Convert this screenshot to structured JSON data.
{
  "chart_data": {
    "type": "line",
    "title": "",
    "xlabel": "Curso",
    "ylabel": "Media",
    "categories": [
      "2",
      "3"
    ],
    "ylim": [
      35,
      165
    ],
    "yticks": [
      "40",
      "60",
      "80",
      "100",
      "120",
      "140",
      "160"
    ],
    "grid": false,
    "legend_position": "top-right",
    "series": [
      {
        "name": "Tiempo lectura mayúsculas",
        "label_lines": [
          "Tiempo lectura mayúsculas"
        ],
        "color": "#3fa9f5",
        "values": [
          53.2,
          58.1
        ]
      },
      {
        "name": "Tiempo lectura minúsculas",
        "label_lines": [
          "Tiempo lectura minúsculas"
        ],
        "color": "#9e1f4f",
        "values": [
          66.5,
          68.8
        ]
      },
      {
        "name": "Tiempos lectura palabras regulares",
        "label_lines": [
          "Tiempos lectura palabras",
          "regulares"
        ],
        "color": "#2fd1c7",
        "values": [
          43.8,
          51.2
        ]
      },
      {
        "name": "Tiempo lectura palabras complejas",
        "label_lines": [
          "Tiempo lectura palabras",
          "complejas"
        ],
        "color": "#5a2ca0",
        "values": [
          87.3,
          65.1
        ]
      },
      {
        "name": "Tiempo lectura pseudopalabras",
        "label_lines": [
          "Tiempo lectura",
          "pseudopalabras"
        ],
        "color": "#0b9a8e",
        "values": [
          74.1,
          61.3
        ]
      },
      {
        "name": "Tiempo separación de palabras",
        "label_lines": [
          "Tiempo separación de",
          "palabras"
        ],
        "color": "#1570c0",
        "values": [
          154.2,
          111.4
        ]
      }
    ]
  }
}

★ ★ ★

*Exercise*: Filter the records, keeping only lines that contain "complejas", and show those lines.

*Full solution*:
        "name": "Tiempo lectura palabras complejas",
          "complejas"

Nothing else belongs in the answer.